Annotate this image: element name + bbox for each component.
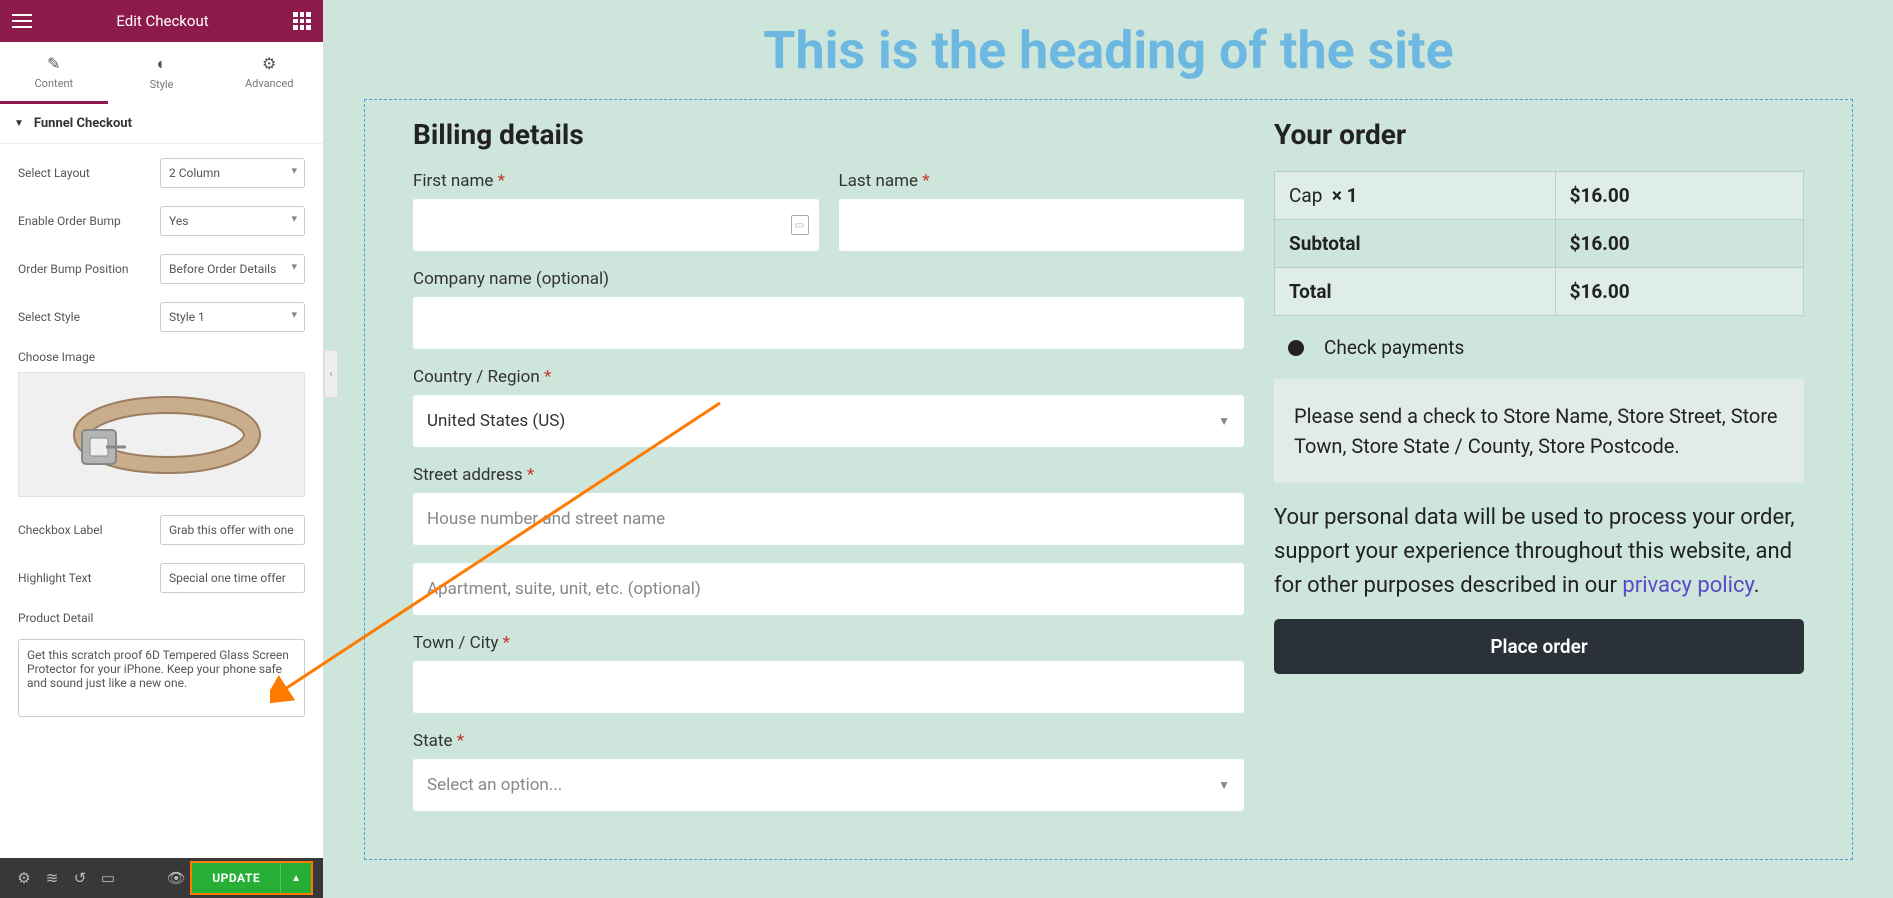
- subtotal-value: $16.00: [1555, 220, 1803, 268]
- page-preview: This is the heading of the site Billing …: [324, 0, 1893, 898]
- tab-style[interactable]: ◐ Style: [108, 42, 216, 101]
- site-heading: This is the heading of the site: [364, 20, 1853, 81]
- tab-advanced-label: Advanced: [245, 77, 293, 90]
- responsive-icon[interactable]: ▭: [94, 869, 122, 887]
- last-name-label: Last name *: [839, 171, 1245, 191]
- highlight-text-input[interactable]: [160, 563, 305, 593]
- payment-info-box: Please send a check to Store Name, Store…: [1274, 379, 1804, 483]
- last-name-input[interactable]: [839, 199, 1245, 251]
- checkbox-label-label: Checkbox Label: [18, 523, 103, 537]
- order-item-cell: Cap × 1: [1275, 172, 1556, 220]
- chevron-down-icon: ▼: [1218, 778, 1230, 792]
- tab-advanced[interactable]: ⚙ Advanced: [215, 42, 323, 101]
- tab-style-label: Style: [150, 78, 174, 91]
- table-row: Total $16.00: [1275, 268, 1804, 316]
- panel-tabs: ✎ Content ◐ Style ⚙ Advanced: [0, 42, 323, 104]
- privacy-text: Your personal data will be used to proce…: [1274, 501, 1804, 603]
- order-section: Your order Cap × 1 $16.00 Subtotal $16.0…: [1274, 118, 1804, 829]
- editor-panel: Edit Checkout ✎Content ◐Style ⚙Advanced …: [0, 0, 324, 898]
- place-order-button[interactable]: Place order: [1274, 619, 1804, 674]
- navigator-icon[interactable]: ≋: [38, 869, 66, 887]
- section-funnel-checkout[interactable]: ▼ Funnel Checkout: [0, 104, 323, 144]
- panel-header: Edit Checkout: [0, 0, 323, 42]
- contact-card-icon: ▭: [791, 215, 809, 235]
- section-label: Funnel Checkout: [34, 116, 132, 131]
- select-style[interactable]: Style 1: [160, 302, 305, 332]
- select-layout-label: Select Layout: [18, 166, 90, 180]
- subtotal-label: Subtotal: [1275, 220, 1556, 268]
- settings-icon[interactable]: ⚙: [10, 869, 38, 887]
- street-address-2-input[interactable]: [413, 563, 1244, 615]
- checkbox-label-input[interactable]: [160, 515, 305, 545]
- history-icon[interactable]: ↺: [66, 869, 94, 887]
- total-value: $16.00: [1555, 268, 1803, 316]
- order-table: Cap × 1 $16.00 Subtotal $16.00 Total $16…: [1274, 171, 1804, 316]
- order-bump-position-label: Order Bump Position: [18, 262, 128, 276]
- enable-order-bump-label: Enable Order Bump: [18, 214, 121, 228]
- company-input[interactable]: [413, 297, 1244, 349]
- chevron-down-icon: ▼: [1218, 414, 1230, 428]
- product-detail-label: Product Detail: [18, 611, 305, 625]
- fields-area: Select Layout 2 Column Enable Order Bump…: [0, 144, 323, 858]
- update-options-button[interactable]: ▲: [280, 863, 311, 893]
- gear-icon: ⚙: [215, 54, 323, 73]
- panel-footer: ⚙ ≋ ↺ ▭ 👁 UPDATE ▲: [0, 858, 323, 898]
- street-address-1-input[interactable]: [413, 493, 1244, 545]
- product-image-preview[interactable]: [18, 372, 305, 497]
- town-label: Town / City *: [413, 633, 1244, 653]
- belt-image: [62, 390, 262, 480]
- table-row: Cap × 1 $16.00: [1275, 172, 1804, 220]
- contrast-icon: ◐: [108, 54, 216, 74]
- checkout-widget: Billing details First name * ▭ Last name…: [364, 99, 1853, 860]
- choose-image-label: Choose Image: [18, 350, 305, 364]
- state-label: State *: [413, 731, 1244, 751]
- total-label: Total: [1275, 268, 1556, 316]
- update-button[interactable]: UPDATE: [192, 863, 280, 893]
- panel-title: Edit Checkout: [116, 12, 208, 30]
- radio-selected-icon: [1288, 340, 1304, 356]
- street-label: Street address *: [413, 465, 1244, 485]
- state-placeholder: Select an option...: [427, 775, 562, 795]
- table-row: Subtotal $16.00: [1275, 220, 1804, 268]
- company-label: Company name (optional): [413, 269, 1244, 289]
- state-select[interactable]: Select an option... ▼: [413, 759, 1244, 811]
- caret-down-icon: ▼: [14, 118, 24, 129]
- select-style-label: Select Style: [18, 310, 80, 324]
- billing-section: Billing details First name * ▭ Last name…: [413, 118, 1244, 829]
- country-value: United States (US): [427, 411, 565, 431]
- menu-icon[interactable]: [12, 14, 32, 28]
- preview-icon[interactable]: 👁: [162, 869, 190, 887]
- payment-method-label: Check payments: [1324, 336, 1464, 359]
- town-input[interactable]: [413, 661, 1244, 713]
- country-select[interactable]: United States (US) ▼: [413, 395, 1244, 447]
- country-label: Country / Region *: [413, 367, 1244, 387]
- apps-icon[interactable]: [293, 12, 311, 30]
- pencil-icon: ✎: [0, 54, 108, 73]
- tab-content[interactable]: ✎ Content: [0, 42, 108, 104]
- collapse-panel-handle[interactable]: ‹: [324, 350, 338, 398]
- order-title: Your order: [1274, 118, 1804, 151]
- select-enable-order-bump[interactable]: Yes: [160, 206, 305, 236]
- highlight-text-label: Highlight Text: [18, 571, 92, 585]
- update-button-group: UPDATE ▲: [190, 861, 313, 895]
- payment-method-row[interactable]: Check payments: [1274, 336, 1804, 359]
- tab-content-label: Content: [35, 77, 74, 90]
- privacy-policy-link[interactable]: privacy policy: [1622, 573, 1753, 598]
- order-item-price: $16.00: [1555, 172, 1803, 220]
- first-name-input[interactable]: [413, 199, 819, 251]
- first-name-label: First name *: [413, 171, 819, 191]
- product-detail-textarea[interactable]: Get this scratch proof 6D Tempered Glass…: [18, 639, 305, 717]
- select-order-bump-position[interactable]: Before Order Details: [160, 254, 305, 284]
- billing-title: Billing details: [413, 118, 1244, 151]
- select-layout[interactable]: 2 Column: [160, 158, 305, 188]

What this task involves. Please gather every row above that contains the word "Billing" and copy each of those rows in full.

Written reply.
- page-preview: This is the heading of the site Billing …: [324, 0, 1893, 898]
- checkout-widget: Billing details First name * ▭ Last name…: [364, 99, 1853, 860]
- billing-section: Billing details First name * ▭ Last name…: [413, 118, 1244, 829]
- billing-title: Billing details: [413, 118, 1244, 151]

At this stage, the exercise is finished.